**Exercise description:**
Please answer these questions using the passage about Chambers below:
(a) In what year did Chambers publish Witness?
(b) For which magazine was Chambers a respected writer and editor?
(c) According to the passage, who remained a staunch supporter of McCarthy to the end?

Supplied passage Block Start

In 1952 Chambers published his brilliant memoir, Witness, in which he recounted his own life experiences and sounded the alarm to alert the West that it was locked in a death struggle between Communism and Christianity. One of the things that made the book so extraordinary was his assertion that, in leaving Communism and becoming a Christian, he had joined the losing side in this struggle. He spent the last few years of his life working on his beloved farm and writing articles and reviews, including a series of letters to the newborn opinion magazine National Review. He died in 1961 of a heart attack.

Tanenhaus’ book came is a revelation as his subject steps out of these pages and comes into his own as a person of significant accomplishment. Tanenhaus traces Chambers’ eclectic career, not only as a repentant and atoning undercover operative, but preeminently as someone with a gift for language who used that gift at every turn to give meaning to a chaos of events. The reader of this biography discovers Chambers as a commentator, poet, translator, and respected writer/editor for Time. Tanenhaus furthermore guides readers through a broader chronology that puts the history of Communism/anti-Communism in America into perspective (not only did most of the Hiss hearings and trials predated McCarthy’s, “Tail Gunner Joe” only came to power on the coattails of Hiss’ ultimate conviction for perjury). This book also provides an enlightening time-line of the careers of some of the major figures in American politics in the middle of the 20th Century, and I, for one, experienced an I didn't know that! jolt at least once a chapter (for example, I didn’t know that Richard Nixon ultimately became disenchanted with McCarthy and distanced himself from the bulk of McCarthy’s excesses; on the other hand, I also didn’t know that William F. Buckley, Jr., long regarded as one of America's leading intellectual conservative spokesmen, remained a staunch supporter of McCarthy to the end).

Supplied passage Block End
Exercise data Block Start

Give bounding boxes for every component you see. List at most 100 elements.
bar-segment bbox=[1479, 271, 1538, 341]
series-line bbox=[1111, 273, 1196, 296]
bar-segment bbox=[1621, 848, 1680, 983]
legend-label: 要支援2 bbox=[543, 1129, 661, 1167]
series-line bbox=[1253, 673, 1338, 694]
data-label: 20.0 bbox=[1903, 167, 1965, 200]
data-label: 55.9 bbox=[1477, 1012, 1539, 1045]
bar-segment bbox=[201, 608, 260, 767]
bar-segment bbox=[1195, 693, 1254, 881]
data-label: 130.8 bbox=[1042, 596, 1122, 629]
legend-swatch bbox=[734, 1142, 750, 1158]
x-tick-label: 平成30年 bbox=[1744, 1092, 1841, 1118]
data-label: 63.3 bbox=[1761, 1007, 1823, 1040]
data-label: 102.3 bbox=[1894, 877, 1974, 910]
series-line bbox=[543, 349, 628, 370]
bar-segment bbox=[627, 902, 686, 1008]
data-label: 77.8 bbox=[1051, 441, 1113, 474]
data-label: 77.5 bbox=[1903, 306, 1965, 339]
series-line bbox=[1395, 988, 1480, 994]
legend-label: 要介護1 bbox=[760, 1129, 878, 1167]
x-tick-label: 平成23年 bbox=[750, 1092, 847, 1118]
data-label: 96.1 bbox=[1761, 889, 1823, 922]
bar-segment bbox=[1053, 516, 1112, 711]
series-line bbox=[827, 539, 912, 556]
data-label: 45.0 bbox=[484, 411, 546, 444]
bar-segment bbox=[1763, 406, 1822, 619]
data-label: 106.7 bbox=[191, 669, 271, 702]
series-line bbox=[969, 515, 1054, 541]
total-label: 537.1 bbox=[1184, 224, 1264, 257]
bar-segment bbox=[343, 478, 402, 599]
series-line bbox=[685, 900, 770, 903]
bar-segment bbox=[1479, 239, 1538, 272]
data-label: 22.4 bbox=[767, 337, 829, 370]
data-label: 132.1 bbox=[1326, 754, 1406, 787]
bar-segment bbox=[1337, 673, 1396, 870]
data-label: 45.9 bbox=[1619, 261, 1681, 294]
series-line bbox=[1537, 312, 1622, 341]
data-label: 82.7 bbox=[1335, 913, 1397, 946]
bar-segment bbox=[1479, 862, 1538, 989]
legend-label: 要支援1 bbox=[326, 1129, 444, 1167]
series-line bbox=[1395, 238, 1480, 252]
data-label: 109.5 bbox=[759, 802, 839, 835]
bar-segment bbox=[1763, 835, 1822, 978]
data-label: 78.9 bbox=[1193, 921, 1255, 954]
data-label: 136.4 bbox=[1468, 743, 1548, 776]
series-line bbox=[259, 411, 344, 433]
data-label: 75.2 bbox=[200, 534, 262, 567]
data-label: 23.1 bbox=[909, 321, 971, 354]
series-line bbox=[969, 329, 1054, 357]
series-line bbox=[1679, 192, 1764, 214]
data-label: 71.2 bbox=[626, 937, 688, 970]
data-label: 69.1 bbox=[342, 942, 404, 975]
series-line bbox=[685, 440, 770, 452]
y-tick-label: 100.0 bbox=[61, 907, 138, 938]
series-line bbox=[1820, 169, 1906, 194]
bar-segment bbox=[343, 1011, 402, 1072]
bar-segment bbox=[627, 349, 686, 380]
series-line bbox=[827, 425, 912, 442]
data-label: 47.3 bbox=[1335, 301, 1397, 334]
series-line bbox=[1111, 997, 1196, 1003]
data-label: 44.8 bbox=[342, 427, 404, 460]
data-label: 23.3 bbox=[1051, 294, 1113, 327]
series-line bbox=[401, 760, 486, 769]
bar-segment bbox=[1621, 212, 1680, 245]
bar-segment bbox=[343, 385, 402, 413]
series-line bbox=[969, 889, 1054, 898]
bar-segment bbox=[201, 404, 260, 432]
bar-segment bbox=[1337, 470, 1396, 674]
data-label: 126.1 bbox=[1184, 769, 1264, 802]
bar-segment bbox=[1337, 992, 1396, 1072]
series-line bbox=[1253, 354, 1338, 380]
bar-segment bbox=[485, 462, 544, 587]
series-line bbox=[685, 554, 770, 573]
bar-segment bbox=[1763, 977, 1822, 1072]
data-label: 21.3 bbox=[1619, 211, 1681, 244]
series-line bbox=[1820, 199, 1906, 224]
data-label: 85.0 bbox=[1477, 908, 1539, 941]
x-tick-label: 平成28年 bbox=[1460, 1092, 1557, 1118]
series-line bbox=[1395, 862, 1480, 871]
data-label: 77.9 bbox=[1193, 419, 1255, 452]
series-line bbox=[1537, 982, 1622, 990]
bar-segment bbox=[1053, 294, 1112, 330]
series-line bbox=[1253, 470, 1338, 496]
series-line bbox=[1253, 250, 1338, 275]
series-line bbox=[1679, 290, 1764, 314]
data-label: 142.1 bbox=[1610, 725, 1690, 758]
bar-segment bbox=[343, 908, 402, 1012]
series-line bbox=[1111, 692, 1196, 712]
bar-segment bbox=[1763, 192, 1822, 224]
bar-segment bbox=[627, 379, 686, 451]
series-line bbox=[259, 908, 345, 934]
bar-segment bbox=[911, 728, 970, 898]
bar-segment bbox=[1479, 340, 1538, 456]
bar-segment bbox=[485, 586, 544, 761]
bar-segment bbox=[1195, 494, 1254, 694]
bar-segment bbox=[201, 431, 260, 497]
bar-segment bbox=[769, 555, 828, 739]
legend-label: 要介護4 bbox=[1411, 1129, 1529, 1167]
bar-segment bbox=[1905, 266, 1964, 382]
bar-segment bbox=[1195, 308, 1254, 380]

Exercise data Block End

**Your solution:**
(a) 1952
(b) Time
(c) William F. Buckley, Jr.